[Saved data entries]

########################################

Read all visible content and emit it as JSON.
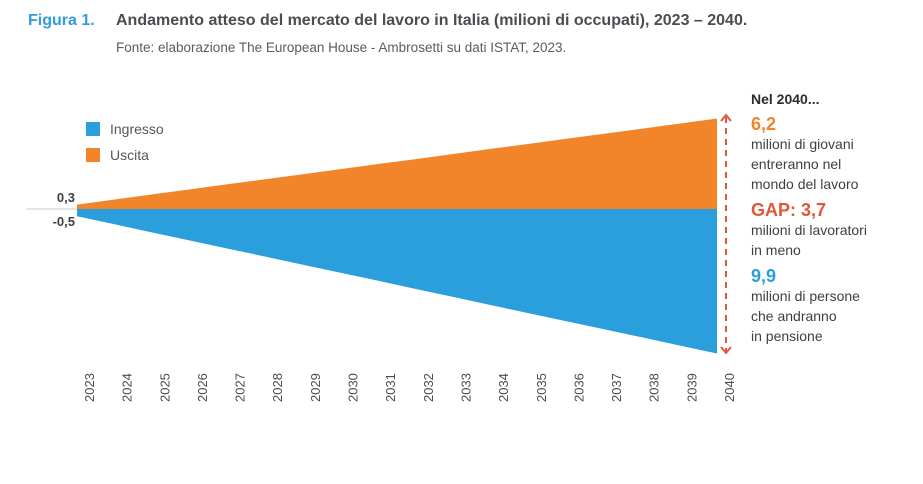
{
  "figure": {
    "label": "Figura 1.",
    "title": "Andamento atteso del mercato del lavoro in Italia (milioni di occupati), 2023 – 2040.",
    "source": "Fonte: elaborazione The European House - Ambrosetti su dati ISTAT, 2023."
  },
  "colors": {
    "ingresso": "#2b9fdb",
    "uscita": "#f2852a",
    "arrow": "#e2573a",
    "gap": "#e2573a",
    "title_accent": "#2f9ed8",
    "baseline": "#c8c8c8"
  },
  "callouts": {
    "heading": "Nel 2040...",
    "items": [
      {
        "value": "6,2",
        "color_key": "uscita",
        "lines": [
          "milioni di giovani",
          "entreranno nel",
          "mondo del lavoro"
        ]
      },
      {
        "value": "GAP: 3,7",
        "color_key": "gap",
        "lines": [
          "milioni di lavoratori",
          "in meno"
        ]
      },
      {
        "value": "9,9",
        "color_key": "ingresso",
        "lines": [
          "milioni di persone",
          "che andranno",
          "in pensione"
        ]
      }
    ]
  },
  "chart_data": {
    "type": "area",
    "title": "Andamento atteso del mercato del lavoro in Italia (milioni di occupati), 2023 – 2040.",
    "xlabel": "",
    "ylabel": "milioni di occupati",
    "x": [
      "2023",
      "2024",
      "2025",
      "2026",
      "2027",
      "2028",
      "2029",
      "2030",
      "2031",
      "2032",
      "2033",
      "2034",
      "2035",
      "2036",
      "2037",
      "2038",
      "2039",
      "2040"
    ],
    "series": [
      {
        "name": "Uscita",
        "color": "#f2852a",
        "direction": "up",
        "start": 0.3,
        "end": 6.2,
        "values": [
          0.3,
          0.65,
          1.0,
          1.34,
          1.69,
          2.04,
          2.38,
          2.73,
          3.08,
          3.42,
          3.77,
          4.12,
          4.46,
          4.81,
          5.16,
          5.5,
          5.85,
          6.2
        ]
      },
      {
        "name": "Ingresso",
        "color": "#2b9fdb",
        "direction": "down",
        "start": -0.5,
        "end": -9.9,
        "values": [
          -0.5,
          -1.05,
          -1.61,
          -2.16,
          -2.71,
          -3.26,
          -3.82,
          -4.37,
          -4.92,
          -5.48,
          -6.03,
          -6.58,
          -7.14,
          -7.69,
          -8.24,
          -8.79,
          -9.35,
          -9.9
        ]
      }
    ],
    "start_labels": {
      "top": "0,3",
      "bottom": "-0,5"
    },
    "legend": [
      {
        "name": "Ingresso",
        "color": "#2b9fdb"
      },
      {
        "name": "Uscita",
        "color": "#f2852a"
      }
    ],
    "legend_position": "top-left",
    "ylim": [
      -10,
      7
    ],
    "grid": false
  }
}
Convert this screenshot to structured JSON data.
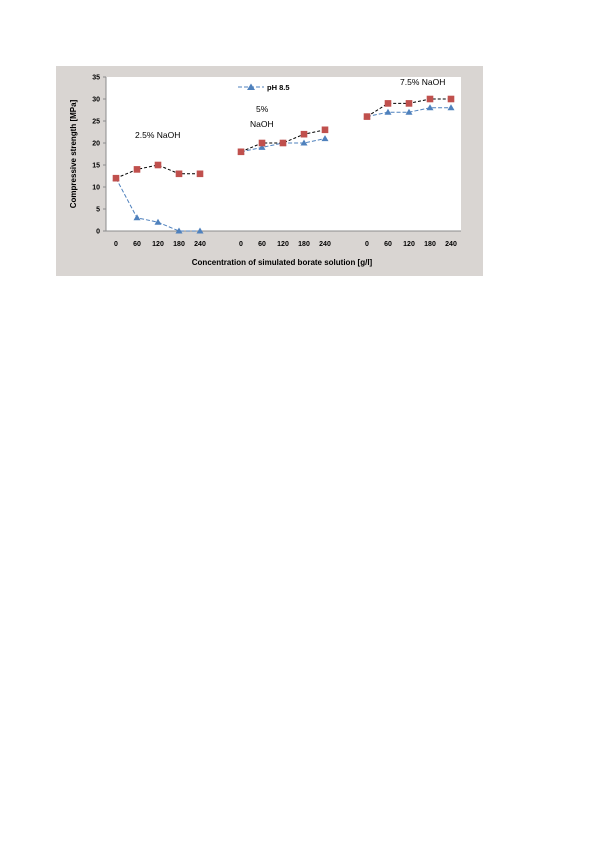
{
  "chart_data": {
    "type": "line",
    "xlabel": "Concentration of simulated borate solution [g/l]",
    "ylabel": "Compressive strength [MPa]",
    "ylim": [
      0,
      35
    ],
    "yticks": [
      "0",
      "5",
      "10",
      "15",
      "20",
      "25",
      "30",
      "35"
    ],
    "legend": {
      "placement": "top-center",
      "entries": [
        "pH 8.5"
      ]
    },
    "grid": false,
    "colors": {
      "ph85": "#4f81bd",
      "other": "#c0504d",
      "plot_bg": "#ffffff",
      "outer_bg": "#d9d5d2"
    },
    "groups": [
      {
        "label": "2.5% NaOH",
        "x": [
          "0",
          "60",
          "120",
          "180",
          "240"
        ],
        "ph85": [
          12,
          3,
          2,
          0,
          0
        ],
        "other": [
          12,
          14,
          15,
          13,
          13
        ]
      },
      {
        "label_lines": [
          "5%",
          "NaOH"
        ],
        "x": [
          "0",
          "60",
          "120",
          "180",
          "240"
        ],
        "ph85": [
          18,
          19,
          20,
          20,
          21
        ],
        "other": [
          18,
          20,
          20,
          22,
          23
        ]
      },
      {
        "label": "7.5% NaOH",
        "x": [
          "0",
          "60",
          "120",
          "180",
          "240"
        ],
        "ph85": [
          26,
          27,
          27,
          28,
          28
        ],
        "other": [
          26,
          29,
          29,
          30,
          30
        ]
      }
    ]
  }
}
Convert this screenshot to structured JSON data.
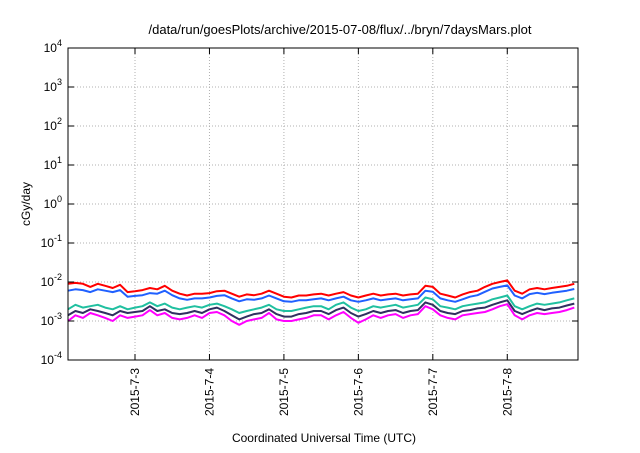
{
  "chart_data": {
    "type": "line",
    "title": "/data/run/goesPlots/archive/2015-07-08/flux/../bryn/7daysMars.plot",
    "xlabel": "Coordinated Universal Time (UTC)",
    "ylabel": "cGy/day",
    "y_scale": "log",
    "ylim": [
      0.0001,
      10000
    ],
    "y_ticks": [
      {
        "value": 0.0001,
        "base": "10",
        "exp": "-4"
      },
      {
        "value": 0.001,
        "base": "10",
        "exp": "-3"
      },
      {
        "value": 0.01,
        "base": "10",
        "exp": "-2"
      },
      {
        "value": 0.1,
        "base": "10",
        "exp": "-1"
      },
      {
        "value": 1,
        "base": "10",
        "exp": "0"
      },
      {
        "value": 10,
        "base": "10",
        "exp": "1"
      },
      {
        "value": 100,
        "base": "10",
        "exp": "2"
      },
      {
        "value": 1000,
        "base": "10",
        "exp": "3"
      },
      {
        "value": 10000,
        "base": "10",
        "exp": "4"
      }
    ],
    "x_ticks": [
      {
        "label": "2015-7-3",
        "day": 3
      },
      {
        "label": "2015-7-4",
        "day": 4
      },
      {
        "label": "2015-7-5",
        "day": 5
      },
      {
        "label": "2015-7-6",
        "day": 6
      },
      {
        "label": "2015-7-7",
        "day": 7
      },
      {
        "label": "2015-7-8",
        "day": 8
      }
    ],
    "xlim_days": [
      2.1,
      8.95
    ],
    "grid": true,
    "x": [
      2.1,
      2.2,
      2.3,
      2.4,
      2.5,
      2.6,
      2.7,
      2.8,
      2.9,
      3.0,
      3.1,
      3.2,
      3.3,
      3.4,
      3.5,
      3.6,
      3.7,
      3.8,
      3.9,
      4.0,
      4.1,
      4.2,
      4.3,
      4.4,
      4.5,
      4.6,
      4.7,
      4.8,
      4.9,
      5.0,
      5.1,
      5.2,
      5.3,
      5.4,
      5.5,
      5.6,
      5.7,
      5.8,
      5.9,
      6.0,
      6.1,
      6.2,
      6.3,
      6.4,
      6.5,
      6.6,
      6.7,
      6.8,
      6.9,
      7.0,
      7.1,
      7.2,
      7.3,
      7.4,
      7.5,
      7.6,
      7.7,
      7.8,
      7.9,
      8.0,
      8.1,
      8.2,
      8.3,
      8.4,
      8.5,
      8.6,
      8.7,
      8.8,
      8.9
    ],
    "series": [
      {
        "color": "#ff0000",
        "values": [
          0.009,
          0.0095,
          0.009,
          0.0075,
          0.009,
          0.008,
          0.007,
          0.0085,
          0.0055,
          0.0058,
          0.0062,
          0.007,
          0.0065,
          0.008,
          0.006,
          0.005,
          0.0045,
          0.005,
          0.005,
          0.0052,
          0.0058,
          0.006,
          0.005,
          0.0042,
          0.0048,
          0.0046,
          0.005,
          0.006,
          0.005,
          0.0042,
          0.004,
          0.0045,
          0.0045,
          0.0048,
          0.005,
          0.0045,
          0.005,
          0.0055,
          0.0045,
          0.004,
          0.0045,
          0.005,
          0.0045,
          0.0048,
          0.005,
          0.0045,
          0.0048,
          0.005,
          0.008,
          0.0075,
          0.005,
          0.0045,
          0.004,
          0.0048,
          0.0055,
          0.006,
          0.0075,
          0.009,
          0.01,
          0.011,
          0.006,
          0.005,
          0.0065,
          0.007,
          0.0065,
          0.007,
          0.0075,
          0.008,
          0.009
        ]
      },
      {
        "color": "#2060ff",
        "values": [
          0.006,
          0.0065,
          0.0062,
          0.0055,
          0.0065,
          0.006,
          0.0055,
          0.0062,
          0.0042,
          0.0044,
          0.0046,
          0.0052,
          0.005,
          0.006,
          0.0046,
          0.0038,
          0.0035,
          0.0038,
          0.0038,
          0.004,
          0.0044,
          0.0046,
          0.0038,
          0.0032,
          0.0036,
          0.0035,
          0.0038,
          0.0045,
          0.0038,
          0.0032,
          0.0031,
          0.0034,
          0.0034,
          0.0036,
          0.0038,
          0.0034,
          0.0038,
          0.0042,
          0.0034,
          0.0031,
          0.0034,
          0.0038,
          0.0034,
          0.0036,
          0.0038,
          0.0034,
          0.0036,
          0.0038,
          0.006,
          0.0056,
          0.0038,
          0.0034,
          0.0031,
          0.0036,
          0.0042,
          0.0046,
          0.0056,
          0.0068,
          0.0075,
          0.0082,
          0.0045,
          0.0038,
          0.0049,
          0.0053,
          0.0049,
          0.0053,
          0.0056,
          0.006,
          0.0066
        ]
      },
      {
        "color": "#20c0a0",
        "values": [
          0.002,
          0.0026,
          0.0022,
          0.0024,
          0.0026,
          0.0022,
          0.002,
          0.0024,
          0.002,
          0.0022,
          0.0024,
          0.003,
          0.0024,
          0.0028,
          0.0022,
          0.002,
          0.0022,
          0.0024,
          0.0022,
          0.0026,
          0.0028,
          0.0024,
          0.002,
          0.0016,
          0.0018,
          0.002,
          0.0022,
          0.0026,
          0.002,
          0.0018,
          0.0018,
          0.002,
          0.0022,
          0.0024,
          0.0024,
          0.002,
          0.0026,
          0.003,
          0.0022,
          0.0018,
          0.002,
          0.0024,
          0.0022,
          0.0024,
          0.0026,
          0.0022,
          0.0024,
          0.0026,
          0.004,
          0.0036,
          0.0024,
          0.0022,
          0.002,
          0.0024,
          0.0026,
          0.0028,
          0.003,
          0.0036,
          0.004,
          0.0045,
          0.0024,
          0.002,
          0.0024,
          0.0028,
          0.0026,
          0.0028,
          0.003,
          0.0034,
          0.0038
        ]
      },
      {
        "color": "#303060",
        "values": [
          0.0014,
          0.0018,
          0.0016,
          0.002,
          0.0018,
          0.0016,
          0.0014,
          0.0018,
          0.0016,
          0.0017,
          0.0018,
          0.0024,
          0.0018,
          0.002,
          0.0016,
          0.0015,
          0.0016,
          0.0018,
          0.0016,
          0.002,
          0.0022,
          0.0018,
          0.0014,
          0.0011,
          0.0013,
          0.0015,
          0.0016,
          0.002,
          0.0015,
          0.0013,
          0.0013,
          0.0015,
          0.0016,
          0.0018,
          0.0018,
          0.0015,
          0.0019,
          0.0022,
          0.0016,
          0.0013,
          0.0015,
          0.0018,
          0.0016,
          0.0018,
          0.0019,
          0.0016,
          0.0018,
          0.0019,
          0.003,
          0.0026,
          0.0018,
          0.0016,
          0.0015,
          0.0018,
          0.0019,
          0.0021,
          0.0022,
          0.0026,
          0.003,
          0.0034,
          0.0018,
          0.0015,
          0.0018,
          0.0021,
          0.0019,
          0.0021,
          0.0022,
          0.0025,
          0.0028
        ]
      },
      {
        "color": "#ff00ff",
        "values": [
          0.001,
          0.0014,
          0.0012,
          0.0016,
          0.0014,
          0.0012,
          0.001,
          0.0014,
          0.0012,
          0.0013,
          0.0014,
          0.0019,
          0.0014,
          0.0016,
          0.0012,
          0.0011,
          0.0012,
          0.0014,
          0.0012,
          0.0016,
          0.0017,
          0.0014,
          0.001,
          0.0008,
          0.001,
          0.0011,
          0.0012,
          0.0016,
          0.0011,
          0.001,
          0.001,
          0.0011,
          0.0012,
          0.0014,
          0.0014,
          0.0011,
          0.0014,
          0.0017,
          0.0012,
          0.0009,
          0.0011,
          0.0014,
          0.0012,
          0.0014,
          0.0015,
          0.0012,
          0.0014,
          0.0015,
          0.0024,
          0.002,
          0.0014,
          0.0012,
          0.0011,
          0.0014,
          0.0015,
          0.0016,
          0.0017,
          0.002,
          0.0024,
          0.0027,
          0.0014,
          0.0011,
          0.0014,
          0.0016,
          0.0015,
          0.0016,
          0.0017,
          0.0019,
          0.0022
        ]
      }
    ]
  }
}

########################################

● **Directions for this task**
Filter the listing above by the word "ylabel"; copy each line that passes.

● **Written reply**
    "ylabel": "milioni di occupati",
    "ylabel": "Compressive strength [MPa]",
    "ylabel": "cGy/day",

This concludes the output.